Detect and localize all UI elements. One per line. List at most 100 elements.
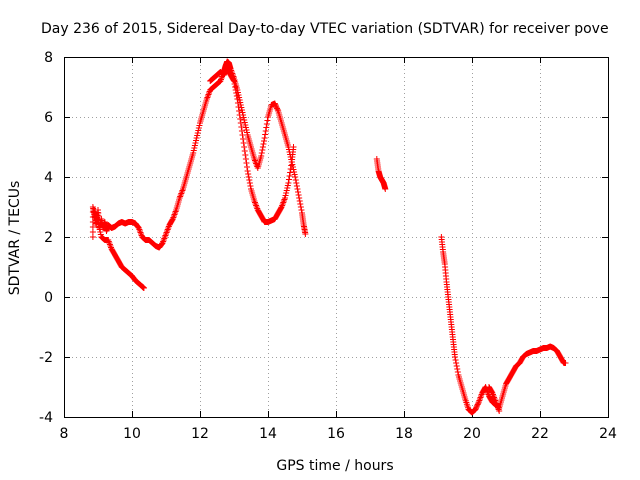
data-point — [453, 360, 460, 366]
data-point — [238, 124, 245, 130]
data-point — [237, 116, 244, 122]
y-axis-label: SDTVAR / TECUs — [7, 181, 23, 296]
data-points — [89, 58, 569, 416]
data-point — [274, 106, 281, 113]
x-tick-label: 18 — [395, 426, 413, 442]
data-point — [452, 354, 458, 360]
data-point — [244, 164, 251, 170]
data-point — [295, 189, 302, 195]
series-segment-3 — [207, 66, 297, 225]
series-segment-1 — [89, 58, 309, 251]
data-point — [261, 135, 268, 141]
data-point — [293, 183, 300, 189]
x-axis-label: GPS time / hours — [276, 458, 393, 474]
x-tick-label: 20 — [463, 426, 481, 442]
data-point — [233, 93, 240, 99]
data-point — [232, 84, 239, 90]
data-point — [245, 174, 252, 180]
data-point — [260, 141, 267, 147]
x-tick-label: 12 — [191, 426, 209, 442]
data-point — [454, 369, 461, 375]
series-segment-6 — [486, 384, 503, 414]
data-point — [236, 112, 243, 118]
data-point — [245, 171, 252, 177]
series-segment-2 — [91, 207, 147, 291]
data-point — [295, 192, 302, 198]
data-point — [242, 156, 249, 162]
data-point — [239, 132, 246, 138]
x-tick-label: 24 — [599, 426, 617, 442]
data-point — [263, 121, 270, 127]
x-tick-label: 8 — [60, 426, 69, 442]
y-tick-label: 8 — [44, 50, 53, 66]
data-point — [240, 140, 247, 146]
data-point — [453, 363, 460, 369]
data-point — [297, 204, 304, 210]
data-point — [231, 78, 237, 84]
data-point — [296, 198, 303, 204]
y-tick-label: -4 — [39, 410, 53, 426]
data-point — [382, 186, 389, 192]
data-point — [452, 357, 459, 363]
data-point — [233, 90, 240, 96]
plot-frame — [64, 57, 609, 418]
data-point — [263, 124, 270, 131]
x-tick-label: 10 — [123, 426, 141, 442]
y-tick-label: 2 — [44, 230, 53, 246]
data-point — [261, 138, 268, 144]
y-tick-label: 4 — [44, 170, 53, 186]
data-point — [296, 195, 303, 201]
data-point — [246, 177, 253, 183]
data-point — [240, 136, 247, 142]
data-point — [285, 180, 292, 186]
data-point — [243, 160, 250, 166]
data-point — [298, 207, 305, 213]
data-point — [286, 173, 293, 179]
data-point — [258, 153, 265, 159]
data-point — [258, 150, 265, 156]
data-point — [287, 166, 294, 172]
y-tick-label: -2 — [39, 350, 53, 366]
data-point — [237, 120, 244, 126]
data-point — [236, 108, 243, 114]
data-point — [294, 186, 301, 192]
data-point — [241, 148, 248, 154]
y-tick-label: 0 — [44, 290, 53, 306]
data-point — [288, 162, 295, 169]
data-point — [231, 81, 238, 87]
data-point — [562, 360, 569, 366]
y-tick-label: 6 — [44, 110, 53, 126]
data-point — [247, 183, 254, 189]
data-point — [259, 147, 266, 153]
series-segment-5 — [438, 234, 569, 416]
data-point — [244, 168, 251, 174]
data-point — [292, 177, 299, 183]
data-point — [232, 87, 239, 93]
data-point — [454, 366, 461, 372]
x-tick-label: 14 — [259, 426, 277, 442]
data-point — [246, 180, 253, 186]
data-point — [287, 169, 294, 176]
data-point — [302, 231, 309, 237]
data-point — [285, 176, 292, 183]
data-point — [262, 128, 269, 134]
data-point — [292, 174, 299, 180]
data-point — [290, 144, 297, 150]
data-point — [496, 408, 503, 414]
data-point — [475, 400, 482, 407]
data-point — [230, 77, 237, 83]
series-segment-4 — [373, 156, 389, 192]
data-point — [262, 131, 269, 138]
x-tick-label: 22 — [531, 426, 549, 442]
data-point — [140, 285, 147, 291]
data-point — [259, 144, 266, 150]
data-point — [234, 96, 241, 102]
data-point — [234, 100, 241, 106]
chart-title: Day 236 of 2015, Sidereal Day-to-day VTE… — [41, 21, 609, 37]
data-point — [293, 180, 300, 186]
data-point — [264, 117, 271, 124]
x-tick-label: 16 — [327, 426, 345, 442]
data-point — [242, 152, 249, 158]
data-point — [238, 128, 245, 134]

..........

--- PROBLEM REQUIREMENTS ---
Convert the data from the line with "data-point — [453, 360, 460, 366]" up to and including the line with "x-tick-label: 24 — [599, 426, 617, 442]" into a Markdown table with the columns Row and Entry, giving each line a row number. Include only those lines and skip any blank ones.

--- ANSWER TO THE EXERCISE ---
| Row | Entry |
|---|---|
| 1 | data-point — [453, 360, 460, 366] |
| 2 | data-point — [238, 124, 245, 130] |
| 3 | data-point — [237, 116, 244, 122] |
| 4 | y-axis-label: SDTVAR / TECUs — [7, 181, 23, 296] |
| 5 | data-points — [89, 58, 569, 416] |
| 6 | data-point — [274, 106, 281, 113] |
| 7 | x-tick-label: 18 — [395, 426, 413, 442] |
| 8 | data-point — [452, 354, 458, 360] |
| 9 | data-point — [244, 164, 251, 170] |
| 10 | data-point — [295, 189, 302, 195] |
| 11 | series-segment-3 — [207, 66, 297, 225] |
| 12 | series-segment-1 — [89, 58, 309, 251] |
| 13 | data-point — [261, 135, 268, 141] |
| 14 | data-point — [293, 183, 300, 189] |
| 15 | x-axis-label: GPS time / hours — [276, 458, 393, 474] |
| 16 | x-tick-label: 20 — [463, 426, 481, 442] |
| 17 | data-point — [233, 93, 240, 99] |
| 18 | data-point — [232, 84, 239, 90] |
| 19 | data-point — [245, 174, 252, 180] |
| 20 | data-point — [260, 141, 267, 147] |
| 21 | x-tick-label: 12 — [191, 426, 209, 442] |
| 22 | data-point — [454, 369, 461, 375] |
| 23 | series-segment-6 — [486, 384, 503, 414] |
| 24 | data-point — [236, 112, 243, 118] |
| 25 | data-point — [245, 171, 252, 177] |
| 26 | series-segment-2 — [91, 207, 147, 291] |
| 27 | data-point — [295, 192, 302, 198] |
| 28 | data-point — [242, 156, 249, 162] |
| 29 | data-point — [239, 132, 246, 138] |
| 30 | x-tick-label: 24 — [599, 426, 617, 442] |